§ ЗАДАНИЕ
Напишите продолжение отрывка о Блоке и Петербурге, начиная сразу после его последнего предложения.
---------- ОТРЫВОК ИЗ ТЕКСТА ----------
А вместе с Петербургом исчезнет и целая эпоха, великая эпоха в русской поэзии, начало которой положил Пушкин. Так в один день сгинут оба дара Петра Великого.
В «Ночной фиалке» Блок впервые заговорил о прозрачной оболочке города. Время остановилось, все застыло, погрузилось в сон. По берегам Невы тысячелетние герои в глубоком оцепенении мечтают, созерцая море. Быть может, спустя две тысячи лет они также будут смотреть прямо перед собой, и лишенная возраста дочь владыки, потомка викингов, по-прежнему будет прясть день за днем, век за веком. Здесь впервые Блок выразил, как хрупка жизнь, как непрочны декорации, до сих пор казавшиеся незыблемыми. И нами овладевает предчувствие, что, если все это однажды исчезнет, закончится и славный этап русской литературы, последним представителем которого был Блок.
Все обречено на гибель. Не приходится сомневаться, что Блок — в своих стихах, статьях, дневниках, письмах — глашатай тревоги. Но ему не желают верить, его не хотят услышать. Одни углубились в теоретические рассуждения о символизме, другие увлеклись политикой, погрязли в запутанных религиозных диспутах. Двадцатилетние, хлопая дверями, врываются в литературу с твердым намерением развенчать идеи Белого и Вячеслава Иванова. Ремизов и Сологуб — возможно, единственные, кто его понимает, но оба они слишком поглощены собственными размышлениями и творчеством.
Представители левых партий не разглядели в Блоке предвестника революции; их вкусы безнадежно устарели, они были глухи ко всему новому в искусстве и видели в нем лишь пустого эстета и декадента. Ненавистные Блоку либералы, казавшиеся ему воплощением буржуазного духа, справедливо считали его своим врагом и упрекали в том, что он, предсказывая страшное будущее, своим похоронным звоном мешает людям спокойно спать.
---------- ДАННЫЕ ----------
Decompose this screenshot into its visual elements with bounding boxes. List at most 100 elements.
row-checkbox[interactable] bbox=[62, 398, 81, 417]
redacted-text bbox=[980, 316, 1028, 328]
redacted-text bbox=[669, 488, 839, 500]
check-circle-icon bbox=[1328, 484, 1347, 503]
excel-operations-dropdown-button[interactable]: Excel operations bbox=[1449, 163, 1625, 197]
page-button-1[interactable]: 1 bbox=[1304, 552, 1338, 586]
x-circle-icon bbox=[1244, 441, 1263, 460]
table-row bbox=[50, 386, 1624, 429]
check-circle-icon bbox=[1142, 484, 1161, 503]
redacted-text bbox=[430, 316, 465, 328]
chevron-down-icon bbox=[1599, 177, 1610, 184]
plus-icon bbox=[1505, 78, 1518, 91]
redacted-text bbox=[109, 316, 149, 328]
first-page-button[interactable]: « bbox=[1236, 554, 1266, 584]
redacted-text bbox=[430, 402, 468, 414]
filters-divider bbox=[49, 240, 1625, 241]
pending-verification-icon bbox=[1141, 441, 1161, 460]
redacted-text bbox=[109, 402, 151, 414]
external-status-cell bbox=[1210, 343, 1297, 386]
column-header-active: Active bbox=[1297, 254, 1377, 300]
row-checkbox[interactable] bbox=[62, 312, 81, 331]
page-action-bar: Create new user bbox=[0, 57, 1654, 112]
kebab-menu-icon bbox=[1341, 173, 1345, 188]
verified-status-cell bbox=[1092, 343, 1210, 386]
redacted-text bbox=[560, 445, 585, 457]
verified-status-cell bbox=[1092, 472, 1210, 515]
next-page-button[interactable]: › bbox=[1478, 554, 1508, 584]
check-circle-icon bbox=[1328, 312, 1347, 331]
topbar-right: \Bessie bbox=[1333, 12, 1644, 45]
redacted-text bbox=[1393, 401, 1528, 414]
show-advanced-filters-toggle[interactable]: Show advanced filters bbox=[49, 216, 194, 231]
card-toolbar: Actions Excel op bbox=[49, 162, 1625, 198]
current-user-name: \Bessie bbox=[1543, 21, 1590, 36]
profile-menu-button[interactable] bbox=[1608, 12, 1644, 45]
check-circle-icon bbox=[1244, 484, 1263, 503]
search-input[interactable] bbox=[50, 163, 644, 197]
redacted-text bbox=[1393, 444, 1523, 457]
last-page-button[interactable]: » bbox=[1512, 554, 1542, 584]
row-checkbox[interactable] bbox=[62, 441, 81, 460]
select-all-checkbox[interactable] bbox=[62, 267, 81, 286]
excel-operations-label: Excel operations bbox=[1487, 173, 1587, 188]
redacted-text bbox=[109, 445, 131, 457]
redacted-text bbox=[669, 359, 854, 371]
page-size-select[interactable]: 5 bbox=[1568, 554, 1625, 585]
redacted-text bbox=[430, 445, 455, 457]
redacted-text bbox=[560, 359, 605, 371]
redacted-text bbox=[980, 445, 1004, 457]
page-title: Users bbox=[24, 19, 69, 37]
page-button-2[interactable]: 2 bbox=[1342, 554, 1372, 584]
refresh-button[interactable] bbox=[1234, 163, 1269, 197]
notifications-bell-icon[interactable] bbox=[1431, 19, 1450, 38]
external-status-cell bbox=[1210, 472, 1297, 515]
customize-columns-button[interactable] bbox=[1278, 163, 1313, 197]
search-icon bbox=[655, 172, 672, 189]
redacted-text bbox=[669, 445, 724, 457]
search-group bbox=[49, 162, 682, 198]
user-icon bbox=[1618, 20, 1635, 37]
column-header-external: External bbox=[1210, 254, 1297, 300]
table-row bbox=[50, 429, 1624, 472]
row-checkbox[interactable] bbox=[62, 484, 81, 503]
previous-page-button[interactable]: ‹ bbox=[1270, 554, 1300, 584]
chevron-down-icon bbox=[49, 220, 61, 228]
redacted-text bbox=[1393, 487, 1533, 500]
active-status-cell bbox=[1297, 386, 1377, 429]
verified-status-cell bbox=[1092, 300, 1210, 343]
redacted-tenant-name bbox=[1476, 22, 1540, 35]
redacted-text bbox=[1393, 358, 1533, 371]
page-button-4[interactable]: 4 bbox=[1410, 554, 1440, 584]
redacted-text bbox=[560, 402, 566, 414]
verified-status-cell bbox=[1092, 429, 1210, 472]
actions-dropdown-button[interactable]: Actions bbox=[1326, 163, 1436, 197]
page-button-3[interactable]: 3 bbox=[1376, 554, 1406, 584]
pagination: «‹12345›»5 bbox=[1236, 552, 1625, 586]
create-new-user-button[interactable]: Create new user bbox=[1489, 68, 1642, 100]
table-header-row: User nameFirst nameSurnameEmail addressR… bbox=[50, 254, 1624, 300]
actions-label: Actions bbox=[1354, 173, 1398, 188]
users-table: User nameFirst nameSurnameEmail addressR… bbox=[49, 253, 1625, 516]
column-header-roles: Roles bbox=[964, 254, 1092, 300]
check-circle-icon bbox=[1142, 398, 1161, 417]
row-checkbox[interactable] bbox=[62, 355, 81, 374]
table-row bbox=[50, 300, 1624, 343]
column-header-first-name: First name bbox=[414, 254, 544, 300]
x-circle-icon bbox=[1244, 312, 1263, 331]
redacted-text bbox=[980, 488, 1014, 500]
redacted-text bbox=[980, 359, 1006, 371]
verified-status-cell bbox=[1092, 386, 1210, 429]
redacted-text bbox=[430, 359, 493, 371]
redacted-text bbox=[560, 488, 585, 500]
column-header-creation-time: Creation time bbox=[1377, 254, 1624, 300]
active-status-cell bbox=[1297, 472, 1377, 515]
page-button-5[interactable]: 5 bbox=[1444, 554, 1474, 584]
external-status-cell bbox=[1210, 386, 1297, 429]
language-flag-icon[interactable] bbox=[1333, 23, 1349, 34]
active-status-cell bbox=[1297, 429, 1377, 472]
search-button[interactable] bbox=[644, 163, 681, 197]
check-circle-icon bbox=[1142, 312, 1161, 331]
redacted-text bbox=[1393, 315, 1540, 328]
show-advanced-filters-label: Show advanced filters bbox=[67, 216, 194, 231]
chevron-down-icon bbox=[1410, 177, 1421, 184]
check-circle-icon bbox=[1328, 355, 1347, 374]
----------
§ ОТВЕТ НА ЗАДАНИЕ
Блок неотделим от того мира, которому суждено погибнуть; он различает в самом себе признаки этого сползания в пропасть. Его тревога приобретает мировой размах; грядущая катастрофа сулит гибель всему, что ему дорого: жизни в Петербурге, покою Шахматова, самому обществу, всему жизненному укладу — все это будет сметено той же неумолимой роковой силой, что разрушила его семейный очаг.
О, если б знали, дети, вы, Холод и мрак грядущих дней! [29]Он не ведает страха — только отчаяние. И не пресловутая славянская покорность судьбе мешала ему действовать. Все дело в его удивительно трезвом взгляде на вещи.
1908 год стал для него первым годом возмездия. В одной из его записных книжек (за ноябрь 1908 года) мы находим следующие отрывки, позволяющие судить о душевном состоянии Блока:
29
И не один он так думал. Философ Константин Леонтьев (1831–1891) утверждал, что тысяча лет русской истории «представляются гранью, через которую не перешло ни одно из прежде бывших государств славянских». Леонтьев пришел к этому выводу в результате длинной цепи рассуждений, основанных на знании истории. Блок это понял (и пережил) интуитивно. — Примеч. Н. Б.
«Все тихо. Вдруг из соседней комнаты голос его: А-а! А-а!
— Что с тобой? Что с тобой? <…>
Выбегает, хватаясь за голову.
— Как все странно кругом. Я видел сон. Раздвинулся занавес. Тащутся сифилитики в гору. И вдруг — я там! Спаси меня!
— Только бы ребенок не услышал».
* * *
«Кошмары подступают. Уже рта не открыть».
* * *
«Приносят разбитого кирпичом.
— Да, Господи, да, Господи. Да ведь я же поправлюсь. Это же случай. Случайного ничего не бывает. Ведь я такой красивый и сильный. За что же?»
* * *
«Мне важнее всего, чтобы в теме моей услышали реальное и страшное „memento mori“».